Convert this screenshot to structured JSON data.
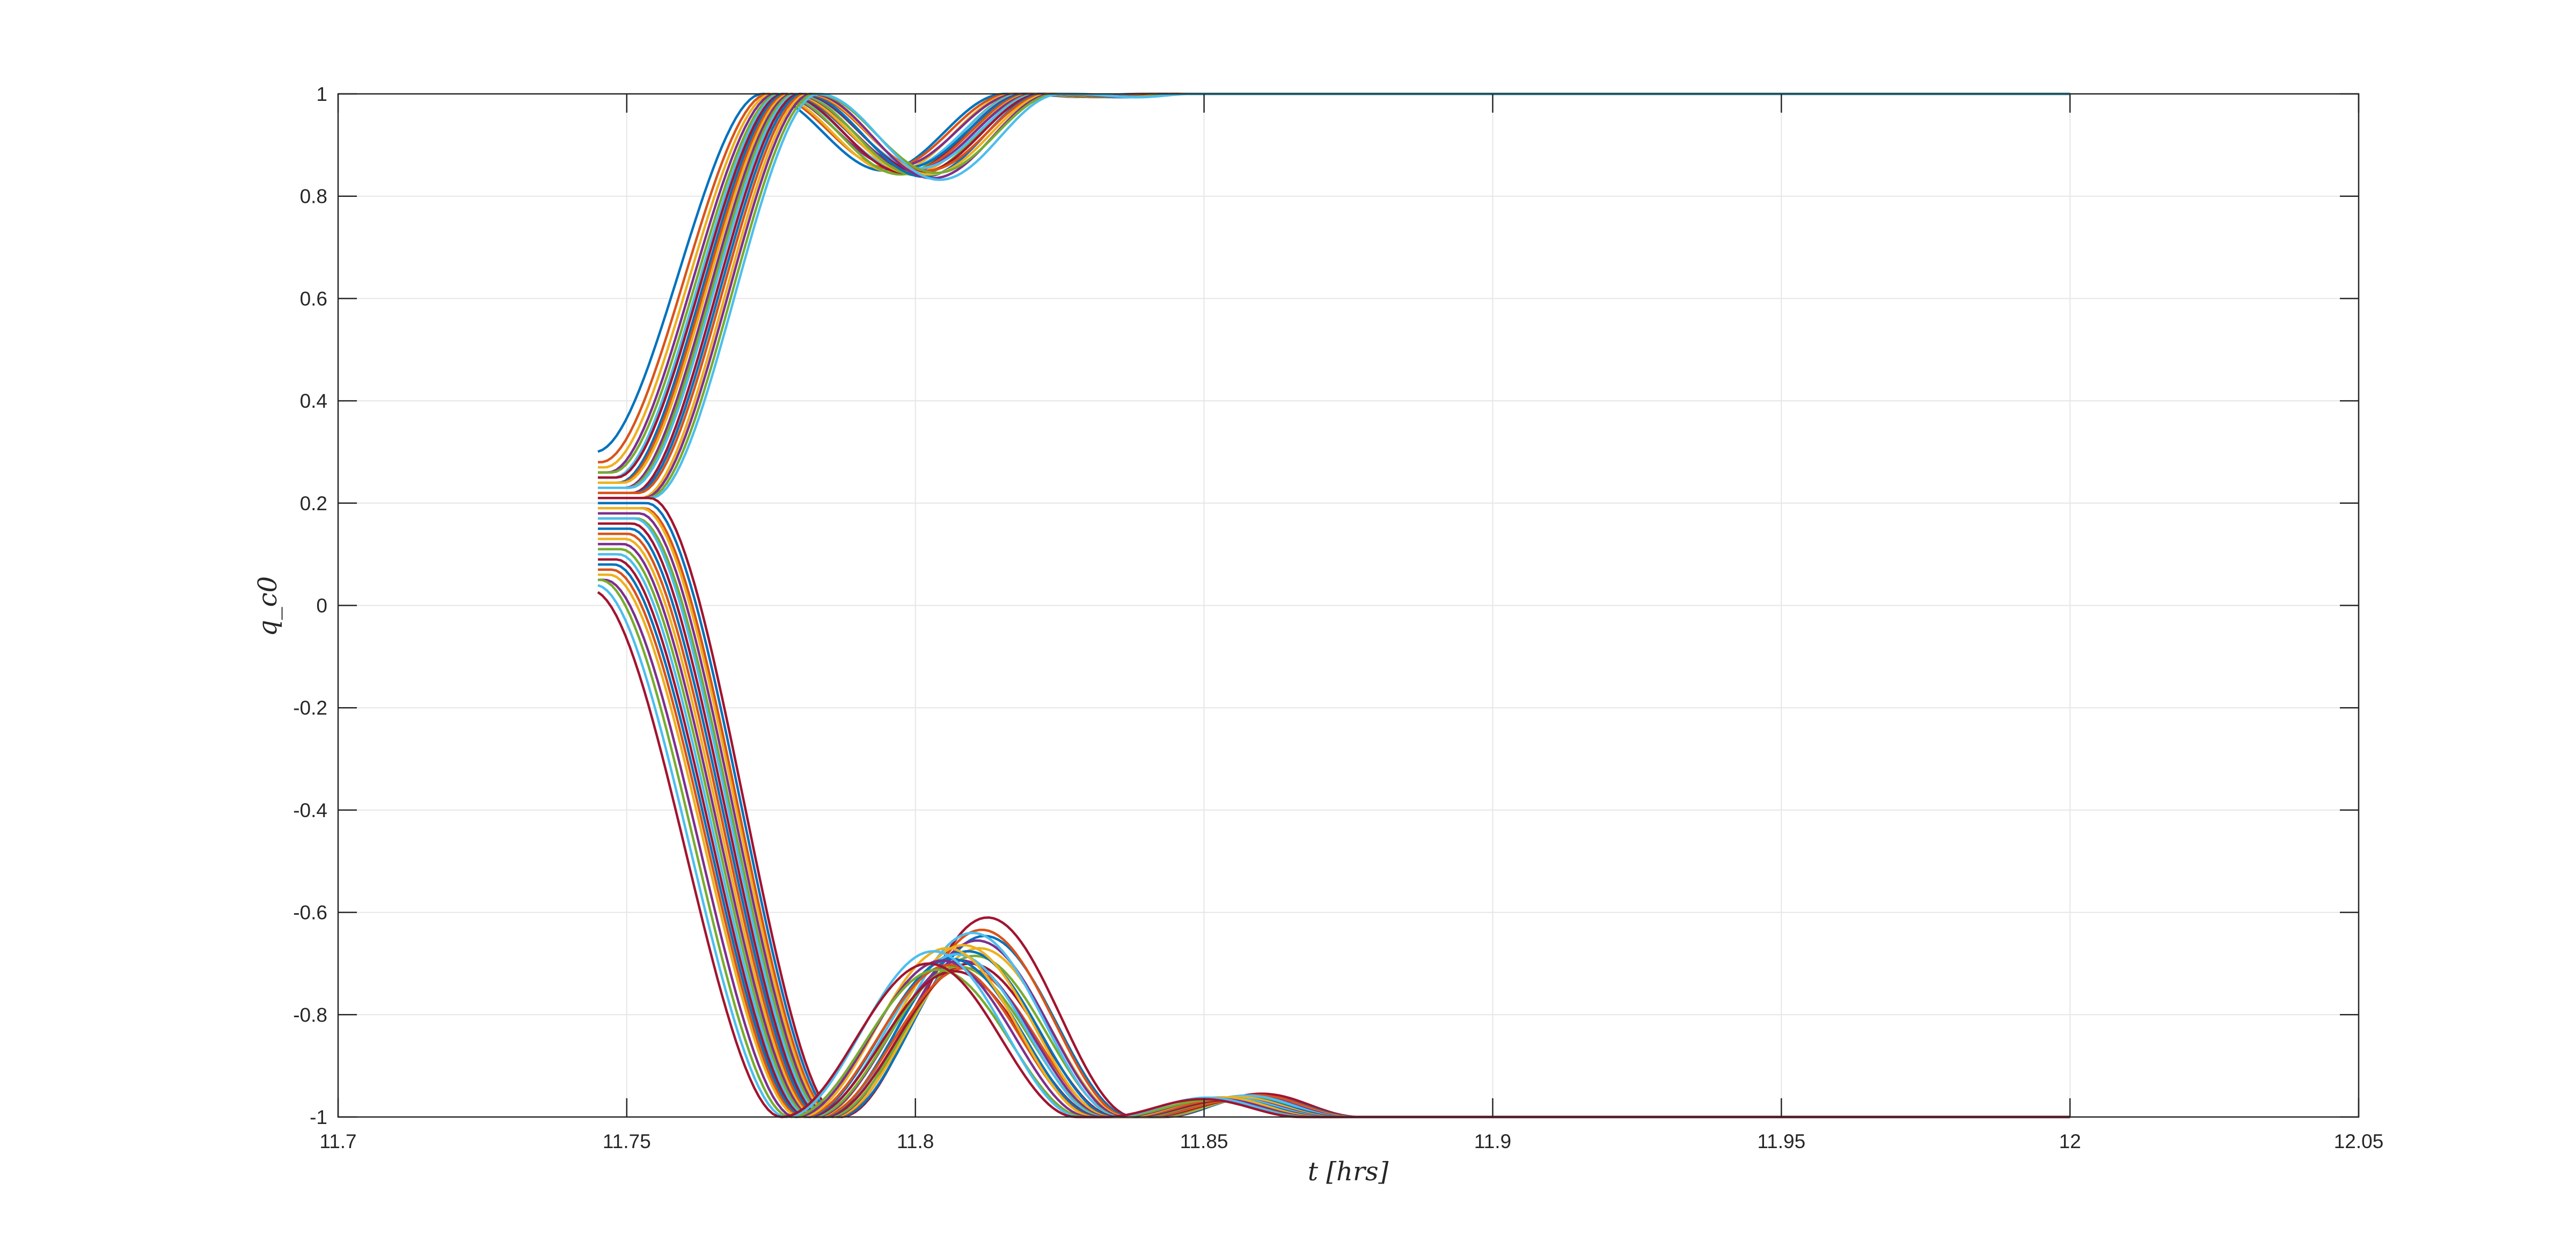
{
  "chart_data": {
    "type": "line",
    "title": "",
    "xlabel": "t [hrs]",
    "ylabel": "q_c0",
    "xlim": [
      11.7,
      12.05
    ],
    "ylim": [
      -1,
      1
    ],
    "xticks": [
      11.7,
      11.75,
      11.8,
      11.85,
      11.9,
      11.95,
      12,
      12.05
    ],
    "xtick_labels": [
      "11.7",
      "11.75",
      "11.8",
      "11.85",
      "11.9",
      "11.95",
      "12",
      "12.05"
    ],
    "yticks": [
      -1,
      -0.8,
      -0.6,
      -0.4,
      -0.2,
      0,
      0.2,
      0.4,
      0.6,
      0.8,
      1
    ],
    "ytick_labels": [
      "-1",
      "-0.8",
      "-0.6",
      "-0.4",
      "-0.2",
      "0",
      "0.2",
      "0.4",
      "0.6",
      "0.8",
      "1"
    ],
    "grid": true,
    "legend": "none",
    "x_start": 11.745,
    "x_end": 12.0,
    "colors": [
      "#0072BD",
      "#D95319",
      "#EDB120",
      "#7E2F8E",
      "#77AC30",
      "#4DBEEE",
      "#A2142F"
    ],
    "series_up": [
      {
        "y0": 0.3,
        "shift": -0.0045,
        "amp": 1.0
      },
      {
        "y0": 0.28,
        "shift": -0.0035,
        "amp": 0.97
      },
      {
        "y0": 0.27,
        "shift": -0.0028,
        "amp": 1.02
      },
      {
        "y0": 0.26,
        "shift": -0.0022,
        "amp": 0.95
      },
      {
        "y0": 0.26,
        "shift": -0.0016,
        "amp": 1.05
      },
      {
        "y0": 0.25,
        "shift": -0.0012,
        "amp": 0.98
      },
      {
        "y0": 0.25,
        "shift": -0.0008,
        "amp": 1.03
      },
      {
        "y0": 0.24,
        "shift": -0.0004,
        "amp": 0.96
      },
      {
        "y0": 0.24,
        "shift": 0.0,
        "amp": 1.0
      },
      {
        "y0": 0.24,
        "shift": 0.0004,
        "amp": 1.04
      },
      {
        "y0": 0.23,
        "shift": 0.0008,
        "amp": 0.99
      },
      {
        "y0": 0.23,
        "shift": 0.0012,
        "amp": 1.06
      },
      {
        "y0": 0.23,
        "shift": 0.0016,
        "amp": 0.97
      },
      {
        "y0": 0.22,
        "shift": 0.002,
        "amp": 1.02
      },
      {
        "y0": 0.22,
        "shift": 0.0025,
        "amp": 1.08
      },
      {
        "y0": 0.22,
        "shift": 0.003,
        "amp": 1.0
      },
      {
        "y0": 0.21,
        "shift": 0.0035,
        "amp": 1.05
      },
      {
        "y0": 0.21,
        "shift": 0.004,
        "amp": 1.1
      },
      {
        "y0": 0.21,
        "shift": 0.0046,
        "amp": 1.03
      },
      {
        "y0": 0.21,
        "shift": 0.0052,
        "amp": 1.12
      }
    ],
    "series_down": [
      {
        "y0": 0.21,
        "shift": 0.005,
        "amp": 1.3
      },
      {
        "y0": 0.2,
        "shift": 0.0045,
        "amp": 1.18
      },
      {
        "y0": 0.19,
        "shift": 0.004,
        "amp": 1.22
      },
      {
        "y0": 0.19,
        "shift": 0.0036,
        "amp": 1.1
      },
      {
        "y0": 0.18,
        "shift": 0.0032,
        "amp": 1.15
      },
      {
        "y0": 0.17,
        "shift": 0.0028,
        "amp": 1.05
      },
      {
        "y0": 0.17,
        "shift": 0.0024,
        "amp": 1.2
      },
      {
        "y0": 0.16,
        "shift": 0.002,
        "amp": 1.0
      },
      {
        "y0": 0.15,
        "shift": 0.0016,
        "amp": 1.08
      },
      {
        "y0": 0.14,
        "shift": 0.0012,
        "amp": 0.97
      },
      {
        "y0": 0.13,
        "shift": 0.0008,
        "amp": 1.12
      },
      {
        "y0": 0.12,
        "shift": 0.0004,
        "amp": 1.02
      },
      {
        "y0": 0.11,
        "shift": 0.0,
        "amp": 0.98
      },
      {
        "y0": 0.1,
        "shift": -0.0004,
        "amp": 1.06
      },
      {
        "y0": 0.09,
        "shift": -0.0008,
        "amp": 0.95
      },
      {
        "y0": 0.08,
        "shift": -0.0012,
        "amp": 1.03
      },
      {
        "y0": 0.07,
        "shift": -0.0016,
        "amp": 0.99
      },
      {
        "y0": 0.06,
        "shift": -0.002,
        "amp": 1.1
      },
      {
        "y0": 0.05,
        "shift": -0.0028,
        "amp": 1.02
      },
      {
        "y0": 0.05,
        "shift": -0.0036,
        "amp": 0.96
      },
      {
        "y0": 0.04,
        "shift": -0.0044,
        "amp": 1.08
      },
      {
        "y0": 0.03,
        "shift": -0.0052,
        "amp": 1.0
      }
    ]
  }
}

───

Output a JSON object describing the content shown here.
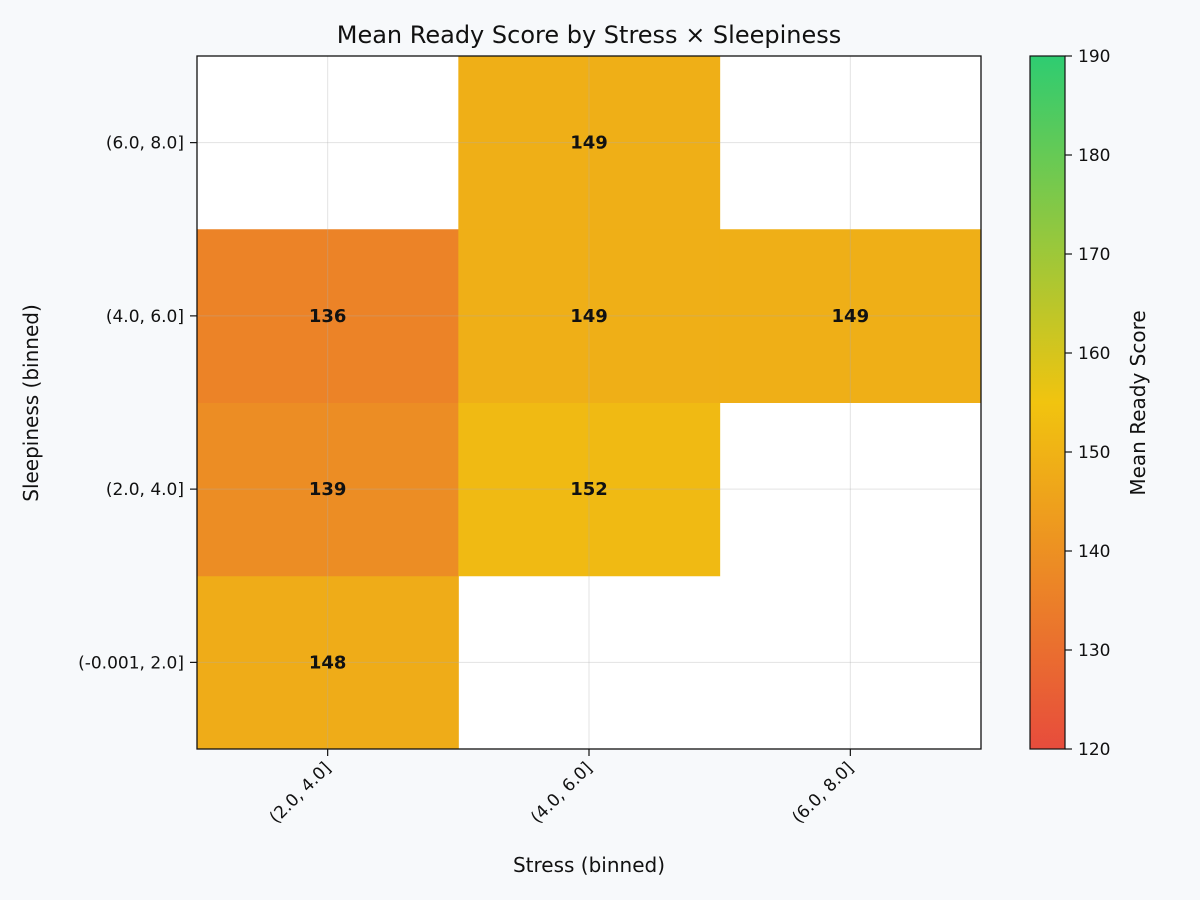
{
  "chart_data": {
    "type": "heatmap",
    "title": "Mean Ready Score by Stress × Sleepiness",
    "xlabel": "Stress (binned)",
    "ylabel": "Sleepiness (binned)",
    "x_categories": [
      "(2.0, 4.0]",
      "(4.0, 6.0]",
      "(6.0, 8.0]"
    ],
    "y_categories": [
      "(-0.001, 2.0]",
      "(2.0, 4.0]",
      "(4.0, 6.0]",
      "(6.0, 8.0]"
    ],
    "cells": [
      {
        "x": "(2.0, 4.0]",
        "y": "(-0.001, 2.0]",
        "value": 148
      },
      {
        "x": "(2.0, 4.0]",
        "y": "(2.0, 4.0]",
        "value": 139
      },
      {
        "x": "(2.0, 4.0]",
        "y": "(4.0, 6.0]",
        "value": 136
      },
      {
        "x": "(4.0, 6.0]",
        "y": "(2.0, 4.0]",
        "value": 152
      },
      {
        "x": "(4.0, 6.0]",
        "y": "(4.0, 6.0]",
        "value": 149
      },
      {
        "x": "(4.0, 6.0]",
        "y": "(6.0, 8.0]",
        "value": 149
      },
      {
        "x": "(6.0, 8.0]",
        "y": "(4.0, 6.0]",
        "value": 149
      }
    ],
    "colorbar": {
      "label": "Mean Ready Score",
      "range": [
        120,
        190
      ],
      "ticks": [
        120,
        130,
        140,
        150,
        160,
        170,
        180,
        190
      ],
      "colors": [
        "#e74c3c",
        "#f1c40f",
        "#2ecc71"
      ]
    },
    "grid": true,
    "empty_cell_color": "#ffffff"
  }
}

───

▶ [Short task]
Provide solely the number of lines in the data that include the word "Stress".

▶ [The reply]
2